→ **Extracted records**:
%%
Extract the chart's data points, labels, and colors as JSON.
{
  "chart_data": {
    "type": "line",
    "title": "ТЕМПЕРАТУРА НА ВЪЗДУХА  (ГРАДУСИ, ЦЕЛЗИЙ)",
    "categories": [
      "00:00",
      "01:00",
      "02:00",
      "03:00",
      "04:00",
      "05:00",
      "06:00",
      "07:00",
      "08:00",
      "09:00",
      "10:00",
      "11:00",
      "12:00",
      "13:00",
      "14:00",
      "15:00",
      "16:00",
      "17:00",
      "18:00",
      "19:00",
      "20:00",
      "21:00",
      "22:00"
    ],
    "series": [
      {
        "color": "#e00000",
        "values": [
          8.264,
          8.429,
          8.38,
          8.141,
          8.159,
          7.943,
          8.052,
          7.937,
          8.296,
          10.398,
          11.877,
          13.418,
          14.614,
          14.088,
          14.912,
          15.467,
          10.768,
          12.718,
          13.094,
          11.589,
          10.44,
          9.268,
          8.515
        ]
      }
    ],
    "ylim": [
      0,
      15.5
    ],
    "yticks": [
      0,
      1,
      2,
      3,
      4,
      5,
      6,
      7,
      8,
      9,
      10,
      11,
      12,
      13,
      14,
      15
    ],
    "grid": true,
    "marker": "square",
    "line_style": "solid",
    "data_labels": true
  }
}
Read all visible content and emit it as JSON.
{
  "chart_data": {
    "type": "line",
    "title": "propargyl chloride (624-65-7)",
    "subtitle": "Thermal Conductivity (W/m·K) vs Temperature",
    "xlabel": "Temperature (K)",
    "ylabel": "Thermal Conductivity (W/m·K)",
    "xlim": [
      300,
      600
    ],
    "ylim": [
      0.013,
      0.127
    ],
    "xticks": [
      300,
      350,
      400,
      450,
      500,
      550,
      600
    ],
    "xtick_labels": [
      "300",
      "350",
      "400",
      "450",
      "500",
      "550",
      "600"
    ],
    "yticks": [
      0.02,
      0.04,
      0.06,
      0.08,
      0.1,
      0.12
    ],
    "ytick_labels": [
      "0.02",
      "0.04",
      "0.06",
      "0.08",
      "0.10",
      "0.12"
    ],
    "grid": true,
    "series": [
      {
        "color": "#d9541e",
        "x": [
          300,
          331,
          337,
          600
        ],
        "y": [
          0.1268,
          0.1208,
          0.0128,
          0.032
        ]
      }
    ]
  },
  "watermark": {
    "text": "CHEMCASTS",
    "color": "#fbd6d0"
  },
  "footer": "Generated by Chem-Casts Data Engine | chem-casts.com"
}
%%
→ **Aim**: The records above should be repeated in full, exactly as given.

→ **Task result**:
Extract the chart's data points, labels, and colors as JSON.
{
  "chart_data": {
    "type": "line",
    "title": "ТЕМПЕРАТУРА НА ВЪЗДУХА  (ГРАДУСИ, ЦЕЛЗИЙ)",
    "categories": [
      "00:00",
      "01:00",
      "02:00",
      "03:00",
      "04:00",
      "05:00",
      "06:00",
      "07:00",
      "08:00",
      "09:00",
      "10:00",
      "11:00",
      "12:00",
      "13:00",
      "14:00",
      "15:00",
      "16:00",
      "17:00",
      "18:00",
      "19:00",
      "20:00",
      "21:00",
      "22:00"
    ],
    "series": [
      {
        "color": "#e00000",
        "values": [
          8.264,
          8.429,
          8.38,
          8.141,
          8.159,
          7.943,
          8.052,
          7.937,
          8.296,
          10.398,
          11.877,
          13.418,
          14.614,
          14.088,
          14.912,
          15.467,
          10.768,
          12.718,
          13.094,
          11.589,
          10.44,
          9.268,
          8.515
        ]
      }
    ],
    "ylim": [
      0,
      15.5
    ],
    "yticks": [
      0,
      1,
      2,
      3,
      4,
      5,
      6,
      7,
      8,
      9,
      10,
      11,
      12,
      13,
      14,
      15
    ],
    "grid": true,
    "marker": "square",
    "line_style": "solid",
    "data_labels": true
  }
}
Read all visible content and emit it as JSON.
{
  "chart_data": {
    "type": "line",
    "title": "propargyl chloride (624-65-7)",
    "subtitle": "Thermal Conductivity (W/m·K) vs Temperature",
    "xlabel": "Temperature (K)",
    "ylabel": "Thermal Conductivity (W/m·K)",
    "xlim": [
      300,
      600
    ],
    "ylim": [
      0.013,
      0.127
    ],
    "xticks": [
      300,
      350,
      400,
      450,
      500,
      550,
      600
    ],
    "xtick_labels": [
      "300",
      "350",
      "400",
      "450",
      "500",
      "550",
      "600"
    ],
    "yticks": [
      0.02,
      0.04,
      0.06,
      0.08,
      0.1,
      0.12
    ],
    "ytick_labels": [
      "0.02",
      "0.04",
      "0.06",
      "0.08",
      "0.10",
      "0.12"
    ],
    "grid": true,
    "series": [
      {
        "color": "#d9541e",
        "x": [
          300,
          331,
          337,
          600
        ],
        "y": [
          0.1268,
          0.1208,
          0.0128,
          0.032
        ]
      }
    ]
  },
  "watermark": {
    "text": "CHEMCASTS",
    "color": "#fbd6d0"
  },
  "footer": "Generated by Chem-Casts Data Engine | chem-casts.com"
}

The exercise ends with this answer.